--- BEGIN Material for the task ---

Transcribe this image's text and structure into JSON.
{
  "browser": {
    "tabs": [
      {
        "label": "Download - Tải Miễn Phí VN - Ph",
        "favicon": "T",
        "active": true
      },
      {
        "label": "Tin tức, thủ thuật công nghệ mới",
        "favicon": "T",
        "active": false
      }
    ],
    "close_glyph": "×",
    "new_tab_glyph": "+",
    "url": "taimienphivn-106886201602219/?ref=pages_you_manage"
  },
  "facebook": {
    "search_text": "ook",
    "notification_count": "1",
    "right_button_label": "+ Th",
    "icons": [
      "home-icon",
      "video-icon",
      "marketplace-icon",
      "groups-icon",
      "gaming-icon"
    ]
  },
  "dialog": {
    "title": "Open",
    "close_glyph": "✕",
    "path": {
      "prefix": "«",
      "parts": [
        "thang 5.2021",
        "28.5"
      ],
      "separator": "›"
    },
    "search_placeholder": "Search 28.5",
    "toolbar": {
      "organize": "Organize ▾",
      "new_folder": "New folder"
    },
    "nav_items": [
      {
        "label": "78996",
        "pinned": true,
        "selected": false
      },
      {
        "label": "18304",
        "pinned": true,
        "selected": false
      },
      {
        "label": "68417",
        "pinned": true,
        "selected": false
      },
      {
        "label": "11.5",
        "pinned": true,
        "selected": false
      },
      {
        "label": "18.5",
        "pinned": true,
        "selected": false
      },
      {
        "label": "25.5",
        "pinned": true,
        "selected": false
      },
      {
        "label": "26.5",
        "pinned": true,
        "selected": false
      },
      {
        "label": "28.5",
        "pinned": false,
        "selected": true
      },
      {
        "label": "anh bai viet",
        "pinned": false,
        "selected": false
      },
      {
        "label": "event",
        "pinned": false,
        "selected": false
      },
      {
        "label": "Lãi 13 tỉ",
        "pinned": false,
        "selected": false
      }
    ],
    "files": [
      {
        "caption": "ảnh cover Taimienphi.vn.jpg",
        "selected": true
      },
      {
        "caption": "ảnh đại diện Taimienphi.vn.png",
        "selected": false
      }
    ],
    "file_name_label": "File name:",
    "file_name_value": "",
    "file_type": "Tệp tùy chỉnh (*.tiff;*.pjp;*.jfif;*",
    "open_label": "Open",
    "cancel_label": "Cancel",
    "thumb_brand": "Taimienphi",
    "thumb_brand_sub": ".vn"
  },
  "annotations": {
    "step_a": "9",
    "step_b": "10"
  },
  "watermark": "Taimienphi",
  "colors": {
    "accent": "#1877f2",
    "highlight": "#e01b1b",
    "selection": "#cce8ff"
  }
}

--- END Material for the task ---
--- BEGIN Material for the task ---

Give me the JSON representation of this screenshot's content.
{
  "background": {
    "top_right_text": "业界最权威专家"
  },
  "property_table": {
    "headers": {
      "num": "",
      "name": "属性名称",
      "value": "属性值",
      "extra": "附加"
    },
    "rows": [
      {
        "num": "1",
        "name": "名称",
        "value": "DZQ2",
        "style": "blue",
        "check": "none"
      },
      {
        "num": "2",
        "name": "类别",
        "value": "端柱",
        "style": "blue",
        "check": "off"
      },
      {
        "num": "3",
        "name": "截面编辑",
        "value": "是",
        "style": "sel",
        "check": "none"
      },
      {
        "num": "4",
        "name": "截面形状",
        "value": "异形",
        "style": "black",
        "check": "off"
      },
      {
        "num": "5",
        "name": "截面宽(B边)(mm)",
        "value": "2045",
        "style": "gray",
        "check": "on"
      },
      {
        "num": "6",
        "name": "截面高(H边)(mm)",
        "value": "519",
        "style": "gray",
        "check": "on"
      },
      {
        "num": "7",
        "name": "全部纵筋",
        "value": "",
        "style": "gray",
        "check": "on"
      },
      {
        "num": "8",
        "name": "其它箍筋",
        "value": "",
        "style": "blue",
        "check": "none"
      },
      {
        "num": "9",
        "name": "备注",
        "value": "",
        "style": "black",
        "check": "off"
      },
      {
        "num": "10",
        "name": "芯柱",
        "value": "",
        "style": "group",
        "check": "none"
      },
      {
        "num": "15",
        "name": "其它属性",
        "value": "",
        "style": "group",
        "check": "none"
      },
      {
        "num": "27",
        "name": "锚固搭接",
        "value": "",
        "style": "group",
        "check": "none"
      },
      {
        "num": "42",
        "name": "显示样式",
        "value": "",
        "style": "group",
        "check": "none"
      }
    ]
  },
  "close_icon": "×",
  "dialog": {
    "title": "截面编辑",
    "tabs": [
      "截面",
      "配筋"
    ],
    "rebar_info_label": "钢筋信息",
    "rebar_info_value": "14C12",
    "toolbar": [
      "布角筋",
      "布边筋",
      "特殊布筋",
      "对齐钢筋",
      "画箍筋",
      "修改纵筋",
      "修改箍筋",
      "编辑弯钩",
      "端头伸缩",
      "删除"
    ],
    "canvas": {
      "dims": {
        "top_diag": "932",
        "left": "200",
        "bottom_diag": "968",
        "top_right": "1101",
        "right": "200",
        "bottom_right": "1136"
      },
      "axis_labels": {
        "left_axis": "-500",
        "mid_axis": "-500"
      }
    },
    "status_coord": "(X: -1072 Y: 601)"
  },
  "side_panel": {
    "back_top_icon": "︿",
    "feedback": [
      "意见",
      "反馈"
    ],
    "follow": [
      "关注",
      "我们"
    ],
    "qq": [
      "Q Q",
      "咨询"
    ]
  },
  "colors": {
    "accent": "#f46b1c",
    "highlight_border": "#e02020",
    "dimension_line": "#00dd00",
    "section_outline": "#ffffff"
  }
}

--- END Material for the task ---

[Aim] Copy out each line in the preceding records that contains "JSON".

[Completed exercise]
Transcribe this image's text and structure into JSON.
Give me the JSON representation of this screenshot's content.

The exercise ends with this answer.